§ 課題: 本文のうち、「残酷な死神はその勘違いを許さない。」という語句を含む箇所で始まり「だからつい後悔の言葉も口から溢れる。それもわかる。癌になった身としては。」で終わる部分を、一字一句違えずに書き写してください。

§ 本文:
· · · · · · ·

癌でなくなった彼の最期の言葉をどう聞くかというと、仕事の成功と愛のある人生を比例する必要なんかないのにな、って思う。成功したから病気になったのでもないし、仕事をしていたから愛を感じられなかったわけでもない。
癌になる時はどんな人でもなるし、どんなに仕事で忙しくても愛は育める。あえていうなら、なんでも手に入れた人は、命を手に入れないことに戸惑いがあるのかな?と思う。だけどそれは秦の始皇帝の頃より繰り返される成功者の勘違い。
残酷な死神はその勘違いを許さない。
今、癌になった身として改めて思う。
「仕事楽しかったよ、わくわくしたよ、ステキな仲間に囲まれて、病気になっても見捨てない家族がいて、泣いてくれるファンがいて、僕は世界一の幸せ者としてこの世を後にする。あとは任せた。僕はしばらく星になってのんびりするよ」ってそう言って去ってほしいし、私もそうありたいと願う。
だけどね、、弱気になる、泣きたくなる、叫びたくなってすがりたくなる。
子供みたいに死神が怖くなる。
だからつい後悔の言葉も口から溢れる。それもわかる。癌になった身としては。

· · · · · · ·

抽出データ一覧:

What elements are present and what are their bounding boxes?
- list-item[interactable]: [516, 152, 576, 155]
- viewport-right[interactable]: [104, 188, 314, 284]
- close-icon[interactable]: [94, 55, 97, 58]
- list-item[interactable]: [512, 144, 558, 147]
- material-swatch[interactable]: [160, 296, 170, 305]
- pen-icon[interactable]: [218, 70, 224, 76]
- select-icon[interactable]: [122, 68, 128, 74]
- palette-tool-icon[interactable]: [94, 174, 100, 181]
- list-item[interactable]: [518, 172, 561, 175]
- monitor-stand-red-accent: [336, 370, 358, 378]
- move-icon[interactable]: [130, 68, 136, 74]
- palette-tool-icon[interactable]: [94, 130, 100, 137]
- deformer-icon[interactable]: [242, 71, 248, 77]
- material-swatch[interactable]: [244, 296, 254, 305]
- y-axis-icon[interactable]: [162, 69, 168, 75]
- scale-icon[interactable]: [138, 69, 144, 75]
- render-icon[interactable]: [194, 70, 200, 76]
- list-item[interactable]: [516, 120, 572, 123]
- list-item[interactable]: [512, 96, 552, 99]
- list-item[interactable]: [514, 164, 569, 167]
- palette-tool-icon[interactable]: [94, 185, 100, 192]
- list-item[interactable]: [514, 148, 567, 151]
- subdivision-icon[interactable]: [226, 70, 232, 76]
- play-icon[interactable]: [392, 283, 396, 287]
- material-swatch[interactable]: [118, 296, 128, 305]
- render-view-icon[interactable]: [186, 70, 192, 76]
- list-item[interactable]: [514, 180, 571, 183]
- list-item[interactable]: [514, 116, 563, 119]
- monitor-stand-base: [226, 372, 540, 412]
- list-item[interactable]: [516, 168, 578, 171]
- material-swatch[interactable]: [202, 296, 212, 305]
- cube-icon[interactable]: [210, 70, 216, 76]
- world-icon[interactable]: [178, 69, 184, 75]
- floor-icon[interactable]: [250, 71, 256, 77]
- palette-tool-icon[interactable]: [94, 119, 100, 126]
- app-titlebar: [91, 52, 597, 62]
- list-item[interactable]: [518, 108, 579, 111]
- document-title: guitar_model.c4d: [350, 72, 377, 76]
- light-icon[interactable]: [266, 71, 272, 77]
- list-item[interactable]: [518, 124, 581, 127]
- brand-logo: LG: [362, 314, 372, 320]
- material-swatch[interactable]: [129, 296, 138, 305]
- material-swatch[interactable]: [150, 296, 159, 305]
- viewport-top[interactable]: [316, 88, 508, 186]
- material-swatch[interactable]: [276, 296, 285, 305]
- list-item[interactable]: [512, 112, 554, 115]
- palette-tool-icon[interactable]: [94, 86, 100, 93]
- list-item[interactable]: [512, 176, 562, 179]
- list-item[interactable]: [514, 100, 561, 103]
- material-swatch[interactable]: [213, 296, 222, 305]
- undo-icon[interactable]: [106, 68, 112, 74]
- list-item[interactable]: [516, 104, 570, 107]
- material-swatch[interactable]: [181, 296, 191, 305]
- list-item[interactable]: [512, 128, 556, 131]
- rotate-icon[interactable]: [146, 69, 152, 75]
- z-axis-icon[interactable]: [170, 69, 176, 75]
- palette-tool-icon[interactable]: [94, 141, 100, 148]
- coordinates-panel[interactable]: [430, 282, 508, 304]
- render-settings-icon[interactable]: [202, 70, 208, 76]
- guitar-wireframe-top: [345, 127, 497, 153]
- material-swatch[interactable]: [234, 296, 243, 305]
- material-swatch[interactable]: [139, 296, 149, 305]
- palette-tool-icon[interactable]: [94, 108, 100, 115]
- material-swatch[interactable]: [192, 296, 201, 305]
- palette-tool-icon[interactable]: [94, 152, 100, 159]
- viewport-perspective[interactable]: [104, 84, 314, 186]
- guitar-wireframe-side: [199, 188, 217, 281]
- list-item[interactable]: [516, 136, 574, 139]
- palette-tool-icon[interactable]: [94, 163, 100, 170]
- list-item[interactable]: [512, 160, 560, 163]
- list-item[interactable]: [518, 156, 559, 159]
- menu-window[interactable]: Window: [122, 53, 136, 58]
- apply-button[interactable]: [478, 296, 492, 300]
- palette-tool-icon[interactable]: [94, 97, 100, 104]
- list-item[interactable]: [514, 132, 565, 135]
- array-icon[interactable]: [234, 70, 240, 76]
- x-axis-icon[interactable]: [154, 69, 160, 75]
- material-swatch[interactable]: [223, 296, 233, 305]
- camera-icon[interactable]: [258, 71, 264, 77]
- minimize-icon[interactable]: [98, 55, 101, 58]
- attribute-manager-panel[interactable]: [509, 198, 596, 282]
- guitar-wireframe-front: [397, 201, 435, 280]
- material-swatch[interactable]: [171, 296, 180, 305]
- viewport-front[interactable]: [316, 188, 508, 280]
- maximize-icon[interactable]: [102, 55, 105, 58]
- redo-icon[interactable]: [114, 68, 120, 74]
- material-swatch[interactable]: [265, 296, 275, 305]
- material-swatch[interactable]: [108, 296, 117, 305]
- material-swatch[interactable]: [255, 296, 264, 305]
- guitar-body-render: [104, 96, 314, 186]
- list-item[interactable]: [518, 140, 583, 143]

· · · · · · ·

§ 解答結果:
残酷な死神はその勘違いを許さない。
今、癌になった身として改めて思う。
「仕事楽しかったよ、わくわくしたよ、ステキな仲間に囲まれて、病気になっても見捨てない家族がいて、泣いてくれるファンがいて、僕は世界一の幸せ者としてこの世を後にする。あとは任せた。僕はしばらく星になってのんびりするよ」ってそう言って去ってほしいし、私もそうありたいと願う。
だけどね、、弱気になる、泣きたくなる、叫びたくなってすがりたくなる。
子供みたいに死神が怖くなる。
だからつい後悔の言葉も口から溢れる。それもわかる。癌になった身としては。